• **Your goal**: In the listing below, find every line containing "content" and copy it out.

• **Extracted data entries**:
------------------------------------------------------------

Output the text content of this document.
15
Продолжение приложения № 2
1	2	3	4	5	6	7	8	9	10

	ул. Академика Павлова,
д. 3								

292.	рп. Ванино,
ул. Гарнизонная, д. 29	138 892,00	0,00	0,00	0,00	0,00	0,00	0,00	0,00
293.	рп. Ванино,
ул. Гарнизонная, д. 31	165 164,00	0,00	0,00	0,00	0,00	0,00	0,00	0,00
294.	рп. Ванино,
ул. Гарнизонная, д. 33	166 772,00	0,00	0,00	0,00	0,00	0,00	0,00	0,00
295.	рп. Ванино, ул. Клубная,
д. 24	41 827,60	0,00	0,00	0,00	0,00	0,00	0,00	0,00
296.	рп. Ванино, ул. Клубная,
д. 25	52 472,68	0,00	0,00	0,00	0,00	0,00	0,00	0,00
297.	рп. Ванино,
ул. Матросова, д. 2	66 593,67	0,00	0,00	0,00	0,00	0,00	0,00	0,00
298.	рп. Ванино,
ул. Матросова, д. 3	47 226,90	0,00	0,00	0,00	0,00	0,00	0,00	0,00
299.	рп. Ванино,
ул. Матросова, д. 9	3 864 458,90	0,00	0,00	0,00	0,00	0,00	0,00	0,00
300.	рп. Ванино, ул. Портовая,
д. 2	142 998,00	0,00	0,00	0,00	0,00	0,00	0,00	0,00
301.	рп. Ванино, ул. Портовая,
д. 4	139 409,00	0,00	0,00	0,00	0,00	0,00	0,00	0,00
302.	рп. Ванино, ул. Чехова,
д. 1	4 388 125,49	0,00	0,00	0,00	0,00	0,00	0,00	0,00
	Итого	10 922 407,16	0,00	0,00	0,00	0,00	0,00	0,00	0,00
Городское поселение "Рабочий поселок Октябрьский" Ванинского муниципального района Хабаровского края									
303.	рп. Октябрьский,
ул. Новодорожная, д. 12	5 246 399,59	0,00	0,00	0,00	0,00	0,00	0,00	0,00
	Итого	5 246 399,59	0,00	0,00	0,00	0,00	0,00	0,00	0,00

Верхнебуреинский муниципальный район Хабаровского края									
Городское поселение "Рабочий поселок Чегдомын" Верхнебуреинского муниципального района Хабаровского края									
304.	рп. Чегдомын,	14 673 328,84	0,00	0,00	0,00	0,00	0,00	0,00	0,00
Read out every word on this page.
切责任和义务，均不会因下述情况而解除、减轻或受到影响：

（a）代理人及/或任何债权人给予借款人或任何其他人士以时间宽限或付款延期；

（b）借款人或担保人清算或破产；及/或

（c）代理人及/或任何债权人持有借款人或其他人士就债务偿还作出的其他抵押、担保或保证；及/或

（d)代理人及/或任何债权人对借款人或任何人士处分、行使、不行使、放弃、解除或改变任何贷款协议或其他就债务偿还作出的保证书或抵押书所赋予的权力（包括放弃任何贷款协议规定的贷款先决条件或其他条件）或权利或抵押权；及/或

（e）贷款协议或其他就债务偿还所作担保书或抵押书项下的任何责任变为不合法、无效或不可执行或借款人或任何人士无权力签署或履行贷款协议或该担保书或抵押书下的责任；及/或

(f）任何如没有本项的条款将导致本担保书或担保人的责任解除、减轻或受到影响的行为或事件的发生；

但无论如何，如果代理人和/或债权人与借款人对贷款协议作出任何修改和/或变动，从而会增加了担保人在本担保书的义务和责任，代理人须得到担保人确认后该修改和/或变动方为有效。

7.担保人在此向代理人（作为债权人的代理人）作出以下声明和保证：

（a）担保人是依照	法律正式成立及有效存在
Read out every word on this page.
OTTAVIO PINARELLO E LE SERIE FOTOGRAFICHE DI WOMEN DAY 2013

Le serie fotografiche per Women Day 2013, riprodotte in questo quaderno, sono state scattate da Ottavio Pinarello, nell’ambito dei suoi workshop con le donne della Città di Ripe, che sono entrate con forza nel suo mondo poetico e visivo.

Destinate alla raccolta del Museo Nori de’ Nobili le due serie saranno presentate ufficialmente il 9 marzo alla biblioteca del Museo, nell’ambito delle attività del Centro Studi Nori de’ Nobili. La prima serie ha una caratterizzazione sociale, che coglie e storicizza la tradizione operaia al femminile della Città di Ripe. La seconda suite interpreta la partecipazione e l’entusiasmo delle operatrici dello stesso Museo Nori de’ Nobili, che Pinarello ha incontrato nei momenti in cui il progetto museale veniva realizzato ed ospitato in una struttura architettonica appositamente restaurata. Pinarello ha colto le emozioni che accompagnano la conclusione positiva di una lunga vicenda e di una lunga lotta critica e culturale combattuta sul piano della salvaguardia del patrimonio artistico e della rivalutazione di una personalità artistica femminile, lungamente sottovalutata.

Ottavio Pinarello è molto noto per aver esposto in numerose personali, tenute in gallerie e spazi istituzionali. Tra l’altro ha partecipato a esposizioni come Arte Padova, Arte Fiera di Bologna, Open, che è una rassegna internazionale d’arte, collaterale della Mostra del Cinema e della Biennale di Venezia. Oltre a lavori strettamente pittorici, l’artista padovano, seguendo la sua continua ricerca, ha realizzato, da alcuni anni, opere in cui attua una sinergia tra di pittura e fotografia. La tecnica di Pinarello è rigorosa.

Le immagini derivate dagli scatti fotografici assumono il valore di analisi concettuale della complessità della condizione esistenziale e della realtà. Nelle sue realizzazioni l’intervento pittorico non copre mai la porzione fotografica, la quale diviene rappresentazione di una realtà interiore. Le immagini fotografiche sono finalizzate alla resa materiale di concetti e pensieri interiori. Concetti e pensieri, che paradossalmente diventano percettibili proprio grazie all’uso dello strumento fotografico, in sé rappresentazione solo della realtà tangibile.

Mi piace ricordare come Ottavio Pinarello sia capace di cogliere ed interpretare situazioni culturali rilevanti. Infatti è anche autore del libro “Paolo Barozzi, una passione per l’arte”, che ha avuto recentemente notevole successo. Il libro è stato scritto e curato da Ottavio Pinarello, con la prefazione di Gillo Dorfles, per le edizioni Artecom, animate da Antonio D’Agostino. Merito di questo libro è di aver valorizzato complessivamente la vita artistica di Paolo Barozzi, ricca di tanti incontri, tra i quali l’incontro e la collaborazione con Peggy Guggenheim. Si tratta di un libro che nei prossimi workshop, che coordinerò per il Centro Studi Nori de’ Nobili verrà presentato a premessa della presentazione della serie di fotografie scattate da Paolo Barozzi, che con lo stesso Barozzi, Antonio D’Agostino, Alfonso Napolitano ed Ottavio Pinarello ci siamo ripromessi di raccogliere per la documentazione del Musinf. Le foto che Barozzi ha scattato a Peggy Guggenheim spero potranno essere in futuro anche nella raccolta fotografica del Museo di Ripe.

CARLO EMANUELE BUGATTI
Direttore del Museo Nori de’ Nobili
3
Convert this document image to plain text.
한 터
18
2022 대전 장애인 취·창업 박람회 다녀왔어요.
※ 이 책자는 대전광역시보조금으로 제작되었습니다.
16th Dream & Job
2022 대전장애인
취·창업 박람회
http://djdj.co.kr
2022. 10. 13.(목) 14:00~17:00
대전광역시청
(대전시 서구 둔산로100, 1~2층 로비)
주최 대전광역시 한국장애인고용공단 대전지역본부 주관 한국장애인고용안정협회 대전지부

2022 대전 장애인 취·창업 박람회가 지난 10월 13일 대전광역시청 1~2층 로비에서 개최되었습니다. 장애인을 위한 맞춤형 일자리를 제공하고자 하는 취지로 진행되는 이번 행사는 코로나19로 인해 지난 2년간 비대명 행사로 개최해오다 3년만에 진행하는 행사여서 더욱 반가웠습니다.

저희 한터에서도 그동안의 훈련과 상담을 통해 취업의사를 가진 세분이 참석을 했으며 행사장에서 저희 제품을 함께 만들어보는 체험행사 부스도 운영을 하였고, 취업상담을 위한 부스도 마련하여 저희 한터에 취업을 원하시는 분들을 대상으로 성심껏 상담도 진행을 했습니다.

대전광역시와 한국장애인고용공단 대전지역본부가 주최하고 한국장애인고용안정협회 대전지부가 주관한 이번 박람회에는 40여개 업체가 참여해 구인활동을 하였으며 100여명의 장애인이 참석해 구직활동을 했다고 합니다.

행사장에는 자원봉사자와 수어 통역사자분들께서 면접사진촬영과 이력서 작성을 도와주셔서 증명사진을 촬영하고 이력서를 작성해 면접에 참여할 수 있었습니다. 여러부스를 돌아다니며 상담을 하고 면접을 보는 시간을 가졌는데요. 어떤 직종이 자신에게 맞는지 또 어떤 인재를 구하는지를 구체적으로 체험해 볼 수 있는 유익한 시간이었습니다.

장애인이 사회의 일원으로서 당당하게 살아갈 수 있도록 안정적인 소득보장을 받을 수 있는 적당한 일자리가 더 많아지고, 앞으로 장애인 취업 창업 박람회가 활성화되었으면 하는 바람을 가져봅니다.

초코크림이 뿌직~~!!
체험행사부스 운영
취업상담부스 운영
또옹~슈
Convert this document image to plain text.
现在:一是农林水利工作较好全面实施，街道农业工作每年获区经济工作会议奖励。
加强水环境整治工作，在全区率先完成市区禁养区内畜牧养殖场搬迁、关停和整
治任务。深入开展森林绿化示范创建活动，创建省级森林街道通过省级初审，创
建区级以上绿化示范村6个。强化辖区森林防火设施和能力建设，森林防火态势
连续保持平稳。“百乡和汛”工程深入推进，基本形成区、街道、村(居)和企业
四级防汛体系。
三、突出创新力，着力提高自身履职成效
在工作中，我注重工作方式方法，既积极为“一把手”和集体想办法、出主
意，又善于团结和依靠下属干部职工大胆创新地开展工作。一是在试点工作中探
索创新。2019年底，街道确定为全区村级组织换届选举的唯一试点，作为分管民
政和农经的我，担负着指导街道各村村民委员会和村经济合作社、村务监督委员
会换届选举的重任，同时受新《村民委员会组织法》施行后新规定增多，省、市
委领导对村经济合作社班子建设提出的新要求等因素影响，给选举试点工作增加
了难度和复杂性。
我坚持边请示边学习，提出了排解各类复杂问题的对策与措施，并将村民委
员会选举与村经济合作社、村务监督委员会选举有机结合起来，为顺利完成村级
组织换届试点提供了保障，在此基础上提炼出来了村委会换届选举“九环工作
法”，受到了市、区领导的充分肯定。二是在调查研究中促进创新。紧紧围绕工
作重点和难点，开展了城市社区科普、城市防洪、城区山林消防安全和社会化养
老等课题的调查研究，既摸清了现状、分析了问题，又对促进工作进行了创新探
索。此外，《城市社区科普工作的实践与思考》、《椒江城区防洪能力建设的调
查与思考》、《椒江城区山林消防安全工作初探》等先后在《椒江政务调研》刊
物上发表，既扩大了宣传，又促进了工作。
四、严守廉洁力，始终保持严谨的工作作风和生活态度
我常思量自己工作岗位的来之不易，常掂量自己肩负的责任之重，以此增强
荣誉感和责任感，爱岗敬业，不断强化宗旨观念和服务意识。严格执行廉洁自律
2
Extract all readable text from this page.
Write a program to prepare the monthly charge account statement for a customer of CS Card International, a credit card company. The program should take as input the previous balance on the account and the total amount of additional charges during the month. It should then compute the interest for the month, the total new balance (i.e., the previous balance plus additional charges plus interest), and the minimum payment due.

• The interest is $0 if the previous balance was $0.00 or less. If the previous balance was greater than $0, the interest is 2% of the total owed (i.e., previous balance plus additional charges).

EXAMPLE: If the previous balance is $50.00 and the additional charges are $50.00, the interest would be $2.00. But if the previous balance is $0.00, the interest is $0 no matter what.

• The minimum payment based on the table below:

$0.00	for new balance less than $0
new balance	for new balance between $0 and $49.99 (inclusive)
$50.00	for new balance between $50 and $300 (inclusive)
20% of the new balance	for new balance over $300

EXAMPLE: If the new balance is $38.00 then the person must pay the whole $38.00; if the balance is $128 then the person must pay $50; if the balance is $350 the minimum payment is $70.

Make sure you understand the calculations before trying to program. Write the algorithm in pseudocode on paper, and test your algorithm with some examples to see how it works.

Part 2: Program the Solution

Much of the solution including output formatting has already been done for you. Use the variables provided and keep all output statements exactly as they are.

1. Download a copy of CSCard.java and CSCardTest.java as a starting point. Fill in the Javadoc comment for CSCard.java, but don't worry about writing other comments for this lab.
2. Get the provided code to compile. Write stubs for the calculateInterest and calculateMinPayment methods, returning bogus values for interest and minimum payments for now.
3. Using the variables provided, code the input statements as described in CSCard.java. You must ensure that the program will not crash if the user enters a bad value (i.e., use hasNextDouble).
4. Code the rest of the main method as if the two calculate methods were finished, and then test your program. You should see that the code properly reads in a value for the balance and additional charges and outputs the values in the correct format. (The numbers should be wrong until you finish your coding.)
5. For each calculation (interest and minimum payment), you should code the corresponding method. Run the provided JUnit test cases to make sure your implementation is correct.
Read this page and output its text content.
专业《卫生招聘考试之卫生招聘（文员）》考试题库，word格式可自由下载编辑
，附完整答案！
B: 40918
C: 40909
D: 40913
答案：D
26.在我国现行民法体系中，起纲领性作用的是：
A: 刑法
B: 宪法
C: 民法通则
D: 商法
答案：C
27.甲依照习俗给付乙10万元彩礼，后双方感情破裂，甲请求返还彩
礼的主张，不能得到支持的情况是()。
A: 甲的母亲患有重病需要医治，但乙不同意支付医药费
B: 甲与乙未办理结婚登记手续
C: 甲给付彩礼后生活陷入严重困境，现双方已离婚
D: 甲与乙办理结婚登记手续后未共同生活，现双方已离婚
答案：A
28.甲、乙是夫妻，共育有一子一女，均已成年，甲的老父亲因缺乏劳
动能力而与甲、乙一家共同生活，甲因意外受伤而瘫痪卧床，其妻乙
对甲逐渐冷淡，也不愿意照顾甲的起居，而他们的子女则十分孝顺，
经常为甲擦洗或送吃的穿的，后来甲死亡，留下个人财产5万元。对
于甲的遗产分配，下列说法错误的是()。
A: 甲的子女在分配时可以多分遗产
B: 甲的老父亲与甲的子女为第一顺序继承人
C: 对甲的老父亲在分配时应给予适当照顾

------------------------------------------------------------

• **Correct answer**:
Output the text content of this document.
Read this page and output its text content.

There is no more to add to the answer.